• [Given exercise]:
Write out all entries word for word.

Stored entries:
** BEGIN **
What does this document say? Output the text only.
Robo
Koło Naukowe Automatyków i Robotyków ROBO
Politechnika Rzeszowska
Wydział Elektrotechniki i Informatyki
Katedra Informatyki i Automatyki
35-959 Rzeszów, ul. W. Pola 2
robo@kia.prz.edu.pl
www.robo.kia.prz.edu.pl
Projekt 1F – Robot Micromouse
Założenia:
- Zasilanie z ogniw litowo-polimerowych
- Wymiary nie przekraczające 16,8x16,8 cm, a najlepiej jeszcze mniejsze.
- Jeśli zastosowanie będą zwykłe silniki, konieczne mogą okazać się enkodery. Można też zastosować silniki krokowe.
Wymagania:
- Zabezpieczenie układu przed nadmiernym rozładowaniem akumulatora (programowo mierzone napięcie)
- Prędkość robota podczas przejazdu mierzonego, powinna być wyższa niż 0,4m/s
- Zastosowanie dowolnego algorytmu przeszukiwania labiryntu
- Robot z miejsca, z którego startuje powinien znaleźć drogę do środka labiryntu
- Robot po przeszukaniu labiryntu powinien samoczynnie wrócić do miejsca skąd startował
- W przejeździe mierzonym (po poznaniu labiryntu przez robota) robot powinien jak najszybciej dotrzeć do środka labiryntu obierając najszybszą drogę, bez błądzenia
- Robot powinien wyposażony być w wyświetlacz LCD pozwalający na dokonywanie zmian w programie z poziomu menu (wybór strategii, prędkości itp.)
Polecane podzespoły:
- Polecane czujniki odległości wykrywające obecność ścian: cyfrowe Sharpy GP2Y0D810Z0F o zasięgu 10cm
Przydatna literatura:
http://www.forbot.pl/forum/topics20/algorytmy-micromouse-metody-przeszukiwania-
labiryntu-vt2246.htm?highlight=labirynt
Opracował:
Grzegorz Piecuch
** END **
• [Answer to this exercise]:
What does this document say? Output the text only.
Robo
Koło Naukowe Automatyków i Robotyków ROBO
Politechnika Rzeszowska
Wydział Elektrotechniki i Informatyki
Katedra Informatyki i Automatyki
35-959 Rzeszów, ul. W. Pola 2
robo@kia.prz.edu.pl
www.robo.kia.prz.edu.pl
Projekt 1F – Robot Micromouse
Założenia:
- Zasilanie z ogniw litowo-polimerowych
- Wymiary nie przekraczające 16,8x16,8 cm, a najlepiej jeszcze mniejsze.
- Jeśli zastosowanie będą zwykłe silniki, konieczne mogą okazać się enkodery. Można też zastosować silniki krokowe.
Wymagania:
- Zabezpieczenie układu przed nadmiernym rozładowaniem akumulatora (programowo mierzone napięcie)
- Prędkość robota podczas przejazdu mierzonego, powinna być wyższa niż 0,4m/s
- Zastosowanie dowolnego algorytmu przeszukiwania labiryntu
- Robot z miejsca, z którego startuje powinien znaleźć drogę do środka labiryntu
- Robot po przeszukaniu labiryntu powinien samoczynnie wrócić do miejsca skąd startował
- W przejeździe mierzonym (po poznaniu labiryntu przez robota) robot powinien jak najszybciej dotrzeć do środka labiryntu obierając najszybszą drogę, bez błądzenia
- Robot powinien wyposażony być w wyświetlacz LCD pozwalający na dokonywanie zmian w programie z poziomu menu (wybór strategii, prędkości itp.)
Polecane podzespoły:
- Polecane czujniki odległości wykrywające obecność ścian: cyfrowe Sharpy GP2Y0D810Z0F o zasięgu 10cm
Przydatna literatura:
http://www.forbot.pl/forum/topics20/algorytmy-micromouse-metody-przeszukiwania-
labiryntu-vt2246.htm?highlight=labirynt
Opracował:
Grzegorz Piecuch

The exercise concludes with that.